• [To do]
Pull out every line from the listing that has the word "POTONGAN".

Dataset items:
□ □ □ □ □
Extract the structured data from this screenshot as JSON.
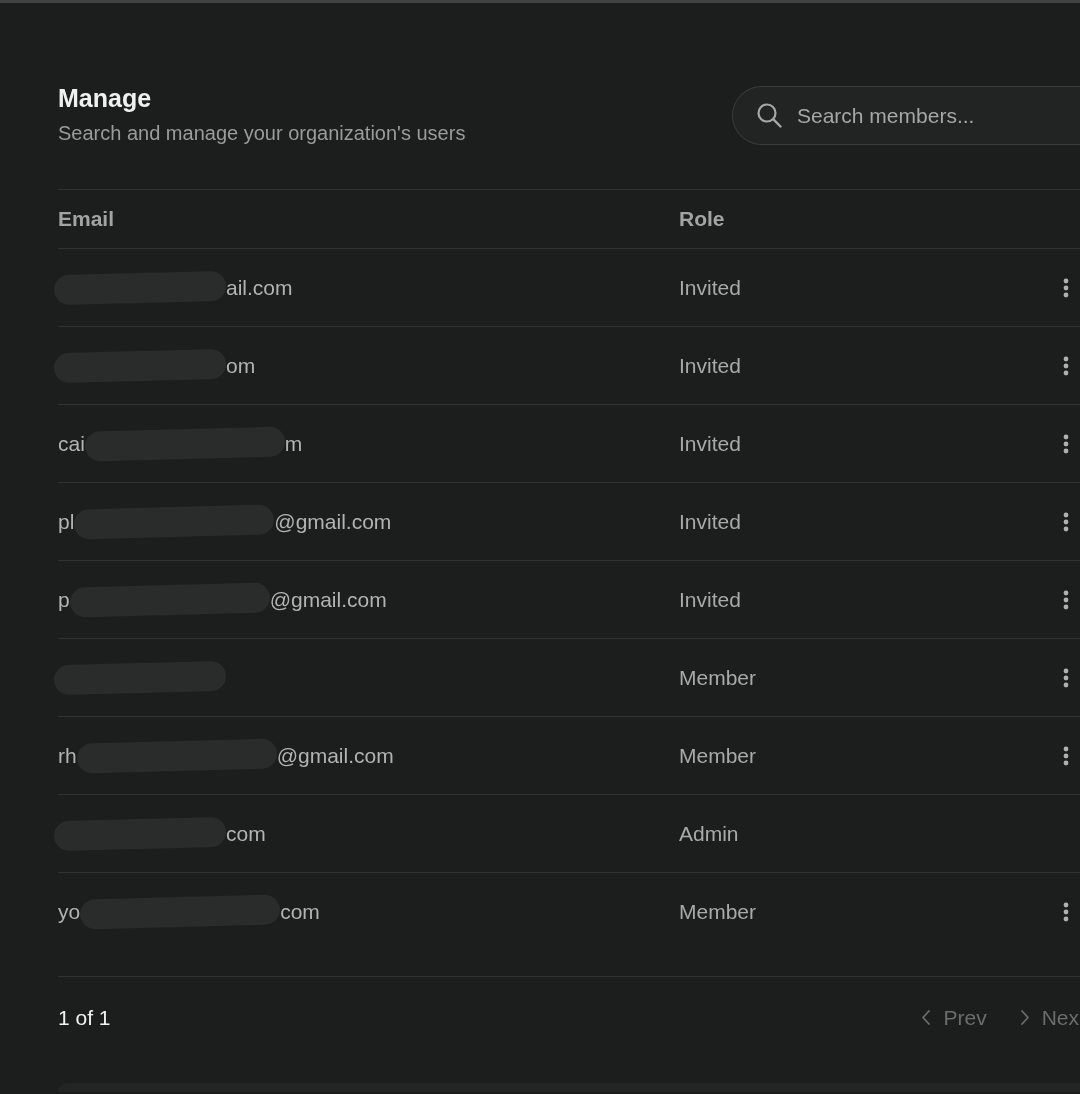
{
  "header": {
    "title": "Manage",
    "subtitle": "Search and manage your organization's users"
  },
  "search": {
    "placeholder": "Search members..."
  },
  "table": {
    "columns": [
      "Email",
      "Role"
    ],
    "rows": [
      {
        "email": [
          {
            "kind": "redacted"
          },
          {
            "kind": "text",
            "text": "ail.com"
          }
        ],
        "role": "Invited",
        "menu": true
      },
      {
        "email": [
          {
            "kind": "redacted"
          },
          {
            "kind": "text",
            "text": "om"
          }
        ],
        "role": "Invited",
        "menu": true
      },
      {
        "email": [
          {
            "kind": "text",
            "text": "cai"
          },
          {
            "kind": "redacted"
          },
          {
            "kind": "text",
            "text": "m"
          }
        ],
        "role": "Invited",
        "menu": true
      },
      {
        "email": [
          {
            "kind": "text",
            "text": "pl"
          },
          {
            "kind": "redacted"
          },
          {
            "kind": "text",
            "text": "@gmail.com"
          }
        ],
        "role": "Invited",
        "menu": true
      },
      {
        "email": [
          {
            "kind": "text",
            "text": "p"
          },
          {
            "kind": "redacted"
          },
          {
            "kind": "text",
            "text": "@gmail.com"
          }
        ],
        "role": "Invited",
        "menu": true
      },
      {
        "email": [
          {
            "kind": "redacted"
          }
        ],
        "role": "Member",
        "menu": true
      },
      {
        "email": [
          {
            "kind": "text",
            "text": "rh"
          },
          {
            "kind": "redacted"
          },
          {
            "kind": "text",
            "text": "@gmail.com"
          }
        ],
        "role": "Member",
        "menu": true
      },
      {
        "email": [
          {
            "kind": "redacted"
          },
          {
            "kind": "text",
            "text": "com"
          }
        ],
        "role": "Admin",
        "menu": false
      },
      {
        "email": [
          {
            "kind": "text",
            "text": "yo"
          },
          {
            "kind": "redacted"
          },
          {
            "kind": "text",
            "text": "com"
          }
        ],
        "role": "Member",
        "menu": true
      }
    ]
  },
  "pagination": {
    "summary": "1 of 1",
    "buttons": [
      {
        "kind": "prev",
        "label": "Prev",
        "disabled": true
      },
      {
        "kind": "next",
        "label": "Nex",
        "disabled": true
      }
    ]
  }
}
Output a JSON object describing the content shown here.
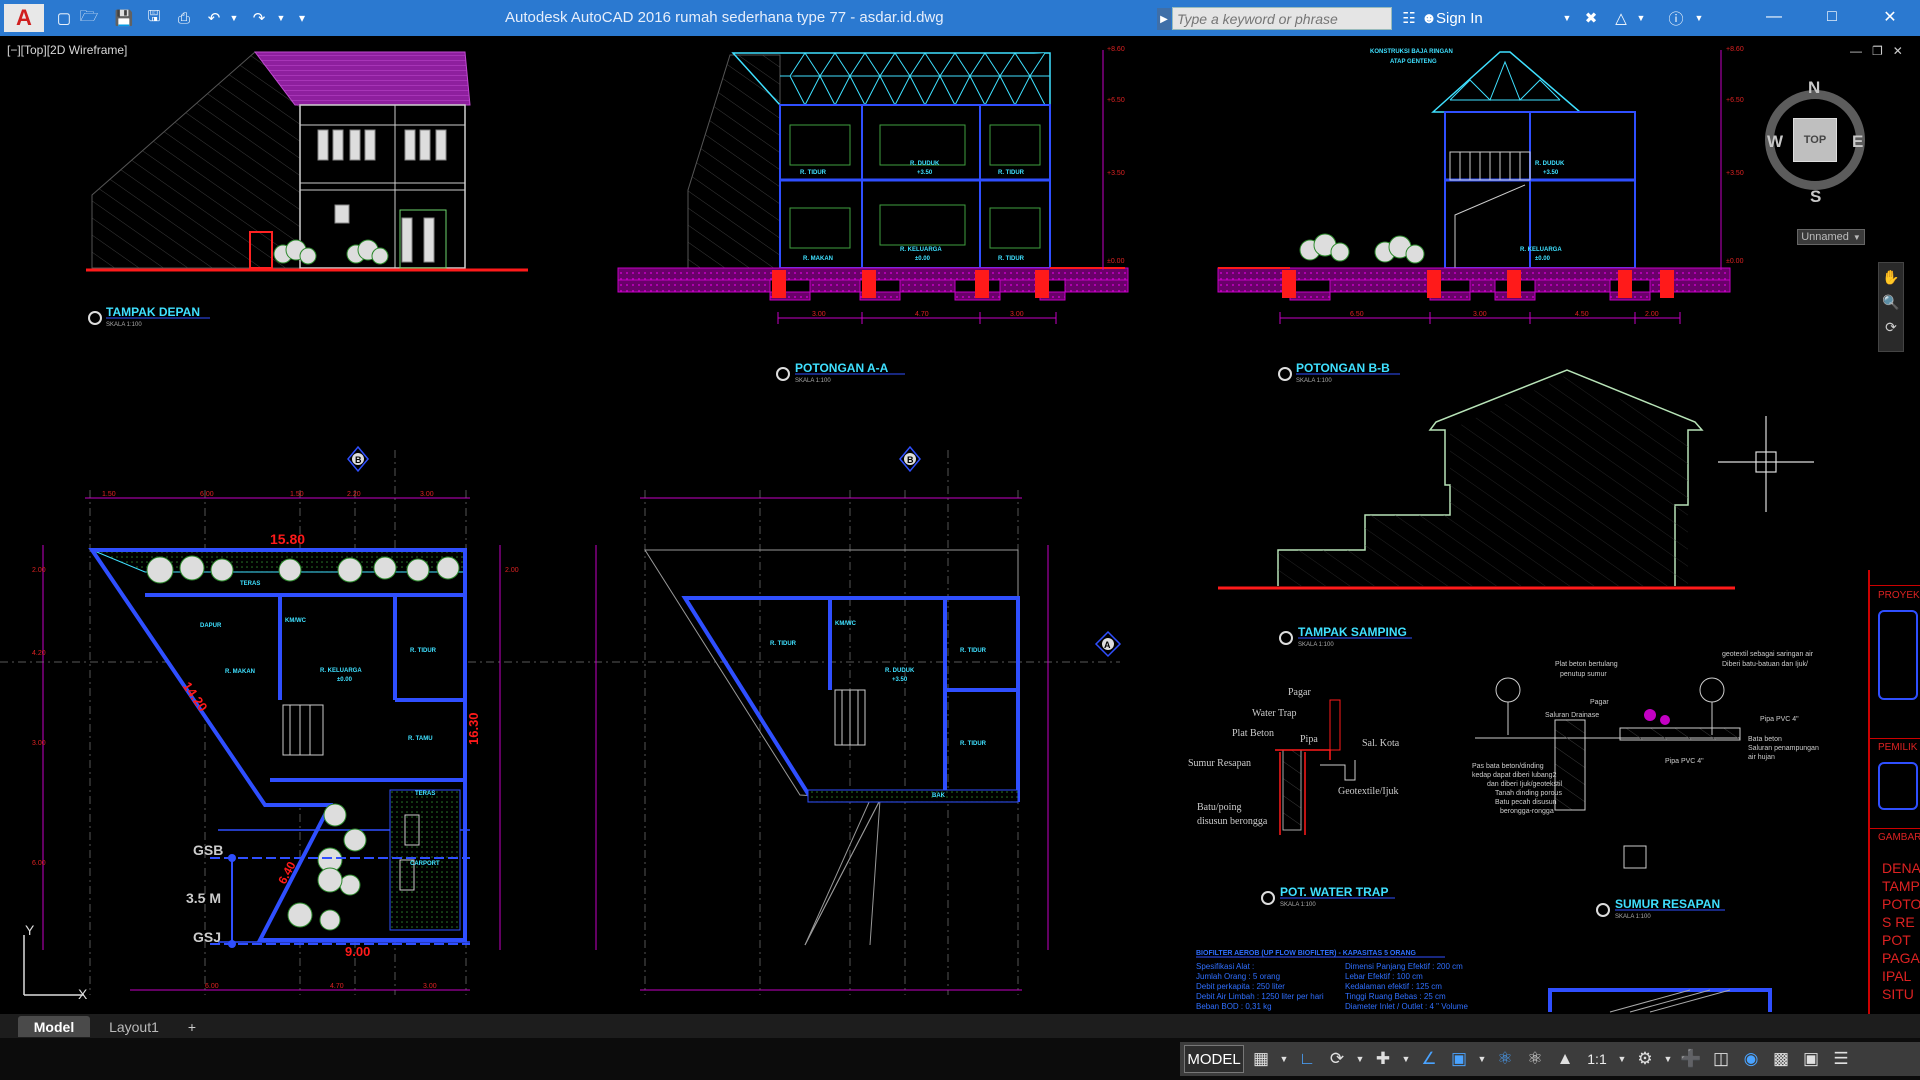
{
  "app": {
    "title": "Autodesk AutoCAD 2016     rumah sederhana type 77 - asdar.id.dwg",
    "logo": "A",
    "sign_in": "Sign In",
    "search_placeholder": "Type a keyword or phrase"
  },
  "viewport": {
    "label": "[−][Top][2D Wireframe]"
  },
  "viewcube": {
    "top_face": "TOP",
    "north": "N",
    "south": "S",
    "east": "E",
    "west": "W",
    "wcs": "Unnamed"
  },
  "drawing_text": {
    "tampak_depan": "TAMPAK DEPAN",
    "potongan_aa": "POTONGAN A-A",
    "potongan_bb": "POTONGAN B-B",
    "tampak_samping": "TAMPAK SAMPING",
    "pot_water_trap": "POT. WATER TRAP",
    "sumur_resapan": "SUMUR RESAPAN",
    "skala": "SKALA 1:100",
    "plan_total_width": "15.80",
    "plan_diag": "14.20",
    "plan_height": "16.30",
    "plan_bottom_width": "9.00",
    "gsb": "GSB",
    "gsj": "GSJ",
    "gap_label": "3.5 M",
    "slant_dim": "6.40",
    "grid_b": "B",
    "grid_a": "A",
    "rooms": {
      "teras": "TERAS",
      "dapur": "DAPUR",
      "kmwc": "KM/WC",
      "k_makan": "R. MAKAN",
      "k_keluarga": "R. KELUARGA",
      "k_tidur": "R. TIDUR",
      "k_tamu": "R. TAMU",
      "carport": "CARPORT",
      "k_duduk": "R. DUDUK",
      "balkon": "BAK"
    },
    "water_trap": {
      "pagar": "Pagar",
      "water_trap": "Water Trap",
      "plat_beton": "Plat Beton",
      "pipa": "Pipa",
      "sal_kota": "Sal. Kota",
      "sumur_resapan": "Sumur Resapan",
      "geotextile": "Geotextile/Ijuk",
      "batu_pojok": "Batu/poing",
      "disusun": "disusun berongga"
    },
    "sumur": {
      "plat_beton": "Plat beton bertulang",
      "penutup": "penutup sumur",
      "pagar": "Pagar",
      "saluran": "Saluran Drainase",
      "geotextil": "geotextil sebagai saringan air",
      "diberi": "Diberi batu-batuan dan Ijuk/",
      "pipa_pvc": "Pipa PVC 4\"",
      "bata_beton": "Bata beton",
      "saluran_penampung": "Saluran penampungan",
      "air_hujan": "air hujan",
      "pas_bata": "Pas bata beton/dinding",
      "kedap": "kedap dapat diberi lubang2",
      "dan_diberi": "dan diberi Ijuk/geotekstil",
      "tanah": "Tanah dinding porous",
      "batu_pecah": "Batu pecah disusun",
      "berongga": "berongga-rongga"
    },
    "spec_title": "BIOFILTER AEROB (UP FLOW BIOFILTER) - KAPASITAS 5 ORANG",
    "spec_left": [
      "Spesifikasi Alat :",
      "Jumlah Orang : 5 orang",
      "Debit perkapita : 250 liter",
      "Debit Air Limbah : 1250 liter per hari",
      "Beban BOD : 0,31 kg"
    ],
    "spec_right": [
      "Dimensi Panjang Efektif : 200 cm",
      "Lebar Efektif : 100 cm",
      "Kedalaman efektif : 125 cm",
      "Tinggi Ruang Bebas : 25 cm",
      "Diameter Inlet / Outlet : 4 \" Volume"
    ],
    "section_rooms": {
      "k_tidur": "R. TIDUR",
      "k_duduk": "R. DUDUK",
      "k_duduk_lvl": "+3.50",
      "k_makan": "R. MAKAN",
      "k_keluarga": "R. KELUARGA",
      "k_keluarga_lvl": "±0.00",
      "konstruksi": "KONSTRUKSI BAJA RINGAN",
      "atap": "ATAP GENTENG"
    },
    "levels": [
      "+8.60",
      "+6.50",
      "+3.50",
      "±0.00"
    ],
    "dims_aa": [
      "3.00",
      "4.70",
      "3.00"
    ],
    "dims_bb": [
      "6.50",
      "3.00",
      "4.50",
      "2.00"
    ],
    "plan_top_dims": [
      "1.50",
      "6.00",
      "1.50",
      "2.20",
      "3.00"
    ],
    "plan_bottom_dims": [
      "6.00",
      "4.70",
      "3.00"
    ],
    "plan_side_dims": [
      "2.00",
      "4.20",
      "3.00",
      "6.00",
      "2.00"
    ]
  },
  "title_block": {
    "proyek": "PROYEK",
    "pemilik": "PEMILIK",
    "gambar": "GAMBAR",
    "items": [
      "DENA",
      "TAMP",
      "POTO",
      "S RE",
      "POT",
      "PAGA",
      "IPAL",
      "SITU"
    ]
  },
  "tabs": {
    "model": "Model",
    "layout1": "Layout1",
    "add": "+"
  },
  "status": {
    "model": "MODEL",
    "scale": "1:1"
  },
  "colors": {
    "titlebar": "#2b79d0",
    "cyan": "#3fe0ff",
    "blue": "#2f4fff",
    "red": "#ff1a1a",
    "magenta": "#c400c4",
    "green": "#39b54a"
  }
}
□ □ □ □ □
• [Reply to the exercise]
    "potongan_aa": "POTONGAN A-A",
    "potongan_bb": "POTONGAN B-B",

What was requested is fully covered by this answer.